[Records about charts and figures]
----

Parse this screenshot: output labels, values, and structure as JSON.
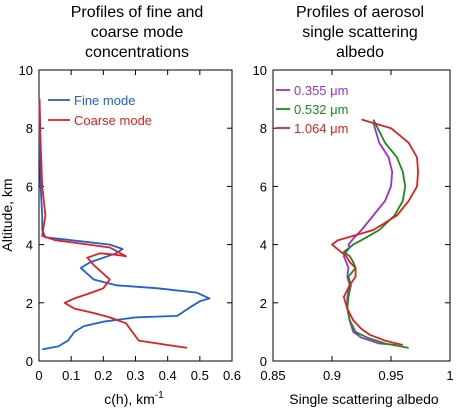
{
  "chart_data": [
    {
      "type": "line",
      "title": "Profiles of fine and coarse mode concentrations",
      "title_lines": [
        "Profiles of fine and",
        "coarse mode",
        "concentrations"
      ],
      "xlabel": "c(h), km",
      "xlabel_sup": "-1",
      "ylabel": "Altitude, km",
      "xlim": [
        0,
        0.6
      ],
      "ylim": [
        0,
        10
      ],
      "xticks": [
        0,
        0.1,
        0.2,
        0.3,
        0.4,
        0.5,
        0.6
      ],
      "xtick_labels": [
        "0",
        "0.1",
        "0.2",
        "0.3",
        "0.4",
        "0.5",
        "0.6"
      ],
      "yticks": [
        0,
        2,
        4,
        6,
        8,
        10
      ],
      "ytick_labels": [
        "0",
        "2",
        "4",
        "6",
        "8",
        "10"
      ],
      "grid": false,
      "legend_position": "top-left",
      "series": [
        {
          "name": "Fine mode",
          "color": "#1f5fd6",
          "x": [
            0.01,
            0.06,
            0.09,
            0.11,
            0.14,
            0.2,
            0.3,
            0.43,
            0.45,
            0.47,
            0.5,
            0.53,
            0.49,
            0.37,
            0.24,
            0.17,
            0.13,
            0.16,
            0.2,
            0.24,
            0.26,
            0.22,
            0.1,
            0.02,
            0.01,
            0.01,
            0.005,
            0.003,
            0.002,
            0.001
          ],
          "y": [
            0.4,
            0.5,
            0.7,
            1.0,
            1.2,
            1.35,
            1.5,
            1.55,
            1.7,
            1.85,
            2.05,
            2.15,
            2.35,
            2.5,
            2.6,
            2.8,
            3.2,
            3.4,
            3.55,
            3.7,
            3.85,
            4.0,
            4.15,
            4.25,
            4.5,
            5.0,
            6.0,
            7.0,
            8.0,
            9.0
          ]
        },
        {
          "name": "Coarse mode",
          "color": "#e02020",
          "x": [
            0.46,
            0.4,
            0.31,
            0.29,
            0.27,
            0.22,
            0.17,
            0.11,
            0.08,
            0.11,
            0.15,
            0.2,
            0.22,
            0.19,
            0.17,
            0.15,
            0.19,
            0.24,
            0.27,
            0.22,
            0.12,
            0.05,
            0.01,
            0.02,
            0.01,
            0.005,
            0.002
          ],
          "y": [
            0.45,
            0.55,
            0.7,
            1.0,
            1.3,
            1.5,
            1.65,
            1.8,
            2.0,
            2.15,
            2.3,
            2.5,
            2.8,
            3.1,
            3.3,
            3.55,
            3.7,
            3.65,
            3.6,
            3.9,
            4.05,
            4.15,
            4.3,
            5.0,
            6.0,
            7.5,
            9.0
          ]
        }
      ]
    },
    {
      "type": "line",
      "title": "Profiles of aerosol single scattering albedo",
      "title_lines": [
        "Profiles of aerosol",
        "single scattering",
        "albedo"
      ],
      "xlabel": "Single scattering albedo",
      "ylabel": "",
      "xlim": [
        0.85,
        1.0
      ],
      "ylim": [
        0,
        10
      ],
      "xticks": [
        0.85,
        0.9,
        0.95,
        1.0
      ],
      "xtick_labels": [
        "0.85",
        "0.9",
        "0.95",
        "1"
      ],
      "yticks": [
        0,
        2,
        4,
        6,
        8,
        10
      ],
      "ytick_labels": [
        "0",
        "2",
        "4",
        "6",
        "8",
        "10"
      ],
      "grid": false,
      "legend_position": "top-left",
      "series": [
        {
          "name": "0.355 μm",
          "color": "#9b30d0",
          "x": [
            0.955,
            0.94,
            0.925,
            0.918,
            0.915,
            0.913,
            0.913,
            0.915,
            0.913,
            0.914,
            0.912,
            0.91,
            0.912,
            0.915,
            0.914,
            0.918,
            0.925,
            0.935,
            0.945,
            0.95,
            0.951,
            0.948,
            0.94,
            0.935
          ],
          "y": [
            0.55,
            0.6,
            0.8,
            1.0,
            1.4,
            1.8,
            2.2,
            2.6,
            2.9,
            3.2,
            3.4,
            3.6,
            3.75,
            3.9,
            4.0,
            4.2,
            4.5,
            5.0,
            5.5,
            6.0,
            6.5,
            7.0,
            7.5,
            8.2
          ]
        },
        {
          "name": "0.532 μm",
          "color": "#1a8a1a",
          "x": [
            0.965,
            0.945,
            0.93,
            0.92,
            0.915,
            0.913,
            0.914,
            0.916,
            0.914,
            0.92,
            0.918,
            0.915,
            0.91,
            0.915,
            0.918,
            0.927,
            0.94,
            0.953,
            0.96,
            0.962,
            0.96,
            0.955,
            0.945,
            0.935
          ],
          "y": [
            0.45,
            0.6,
            0.8,
            1.0,
            1.4,
            1.8,
            2.2,
            2.6,
            2.9,
            3.2,
            3.4,
            3.6,
            3.75,
            3.9,
            4.0,
            4.2,
            4.5,
            5.0,
            5.5,
            6.0,
            6.5,
            7.0,
            7.5,
            8.3
          ]
        },
        {
          "name": "1.064 μm",
          "color": "#e02020",
          "x": [
            0.96,
            0.945,
            0.932,
            0.925,
            0.918,
            0.913,
            0.91,
            0.915,
            0.92,
            0.92,
            0.915,
            0.912,
            0.9,
            0.905,
            0.918,
            0.935,
            0.955,
            0.965,
            0.972,
            0.973,
            0.972,
            0.965,
            0.95,
            0.925
          ],
          "y": [
            0.55,
            0.7,
            0.9,
            1.1,
            1.4,
            1.8,
            2.2,
            2.6,
            2.9,
            3.2,
            3.4,
            3.6,
            4.0,
            4.15,
            4.3,
            4.5,
            5.0,
            5.5,
            6.0,
            6.5,
            7.0,
            7.5,
            8.0,
            8.3
          ]
        }
      ]
    }
  ]
}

----

* Direction *
Copy out the records above in full, exactly as written, but not the pictures.

* Exercise solution *
Parse this screenshot: output labels, values, and structure as JSON.
{
  "chart_data": [
    {
      "type": "line",
      "title": "Profiles of fine and coarse mode concentrations",
      "title_lines": [
        "Profiles of fine and",
        "coarse mode",
        "concentrations"
      ],
      "xlabel": "c(h), km",
      "xlabel_sup": "-1",
      "ylabel": "Altitude, km",
      "xlim": [
        0,
        0.6
      ],
      "ylim": [
        0,
        10
      ],
      "xticks": [
        0,
        0.1,
        0.2,
        0.3,
        0.4,
        0.5,
        0.6
      ],
      "xtick_labels": [
        "0",
        "0.1",
        "0.2",
        "0.3",
        "0.4",
        "0.5",
        "0.6"
      ],
      "yticks": [
        0,
        2,
        4,
        6,
        8,
        10
      ],
      "ytick_labels": [
        "0",
        "2",
        "4",
        "6",
        "8",
        "10"
      ],
      "grid": false,
      "legend_position": "top-left",
      "series": [
        {
          "name": "Fine mode",
          "color": "#1f5fd6",
          "x": [
            0.01,
            0.06,
            0.09,
            0.11,
            0.14,
            0.2,
            0.3,
            0.43,
            0.45,
            0.47,
            0.5,
            0.53,
            0.49,
            0.37,
            0.24,
            0.17,
            0.13,
            0.16,
            0.2,
            0.24,
            0.26,
            0.22,
            0.1,
            0.02,
            0.01,
            0.01,
            0.005,
            0.003,
            0.002,
            0.001
          ],
          "y": [
            0.4,
            0.5,
            0.7,
            1.0,
            1.2,
            1.35,
            1.5,
            1.55,
            1.7,
            1.85,
            2.05,
            2.15,
            2.35,
            2.5,
            2.6,
            2.8,
            3.2,
            3.4,
            3.55,
            3.7,
            3.85,
            4.0,
            4.15,
            4.25,
            4.5,
            5.0,
            6.0,
            7.0,
            8.0,
            9.0
          ]
        },
        {
          "name": "Coarse mode",
          "color": "#e02020",
          "x": [
            0.46,
            0.4,
            0.31,
            0.29,
            0.27,
            0.22,
            0.17,
            0.11,
            0.08,
            0.11,
            0.15,
            0.2,
            0.22,
            0.19,
            0.17,
            0.15,
            0.19,
            0.24,
            0.27,
            0.22,
            0.12,
            0.05,
            0.01,
            0.02,
            0.01,
            0.005,
            0.002
          ],
          "y": [
            0.45,
            0.55,
            0.7,
            1.0,
            1.3,
            1.5,
            1.65,
            1.8,
            2.0,
            2.15,
            2.3,
            2.5,
            2.8,
            3.1,
            3.3,
            3.55,
            3.7,
            3.65,
            3.6,
            3.9,
            4.05,
            4.15,
            4.3,
            5.0,
            6.0,
            7.5,
            9.0
          ]
        }
      ]
    },
    {
      "type": "line",
      "title": "Profiles of aerosol single scattering albedo",
      "title_lines": [
        "Profiles of aerosol",
        "single scattering",
        "albedo"
      ],
      "xlabel": "Single scattering albedo",
      "ylabel": "",
      "xlim": [
        0.85,
        1.0
      ],
      "ylim": [
        0,
        10
      ],
      "xticks": [
        0.85,
        0.9,
        0.95,
        1.0
      ],
      "xtick_labels": [
        "0.85",
        "0.9",
        "0.95",
        "1"
      ],
      "yticks": [
        0,
        2,
        4,
        6,
        8,
        10
      ],
      "ytick_labels": [
        "0",
        "2",
        "4",
        "6",
        "8",
        "10"
      ],
      "grid": false,
      "legend_position": "top-left",
      "series": [
        {
          "name": "0.355 μm",
          "color": "#9b30d0",
          "x": [
            0.955,
            0.94,
            0.925,
            0.918,
            0.915,
            0.913,
            0.913,
            0.915,
            0.913,
            0.914,
            0.912,
            0.91,
            0.912,
            0.915,
            0.914,
            0.918,
            0.925,
            0.935,
            0.945,
            0.95,
            0.951,
            0.948,
            0.94,
            0.935
          ],
          "y": [
            0.55,
            0.6,
            0.8,
            1.0,
            1.4,
            1.8,
            2.2,
            2.6,
            2.9,
            3.2,
            3.4,
            3.6,
            3.75,
            3.9,
            4.0,
            4.2,
            4.5,
            5.0,
            5.5,
            6.0,
            6.5,
            7.0,
            7.5,
            8.2
          ]
        },
        {
          "name": "0.532 μm",
          "color": "#1a8a1a",
          "x": [
            0.965,
            0.945,
            0.93,
            0.92,
            0.915,
            0.913,
            0.914,
            0.916,
            0.914,
            0.92,
            0.918,
            0.915,
            0.91,
            0.915,
            0.918,
            0.927,
            0.94,
            0.953,
            0.96,
            0.962,
            0.96,
            0.955,
            0.945,
            0.935
          ],
          "y": [
            0.45,
            0.6,
            0.8,
            1.0,
            1.4,
            1.8,
            2.2,
            2.6,
            2.9,
            3.2,
            3.4,
            3.6,
            3.75,
            3.9,
            4.0,
            4.2,
            4.5,
            5.0,
            5.5,
            6.0,
            6.5,
            7.0,
            7.5,
            8.3
          ]
        },
        {
          "name": "1.064 μm",
          "color": "#e02020",
          "x": [
            0.96,
            0.945,
            0.932,
            0.925,
            0.918,
            0.913,
            0.91,
            0.915,
            0.92,
            0.92,
            0.915,
            0.912,
            0.9,
            0.905,
            0.918,
            0.935,
            0.955,
            0.965,
            0.972,
            0.973,
            0.972,
            0.965,
            0.95,
            0.925
          ],
          "y": [
            0.55,
            0.7,
            0.9,
            1.1,
            1.4,
            1.8,
            2.2,
            2.6,
            2.9,
            3.2,
            3.4,
            3.6,
            4.0,
            4.15,
            4.3,
            4.5,
            5.0,
            5.5,
            6.0,
            6.5,
            7.0,
            7.5,
            8.0,
            8.3
          ]
        }
      ]
    }
  ]
}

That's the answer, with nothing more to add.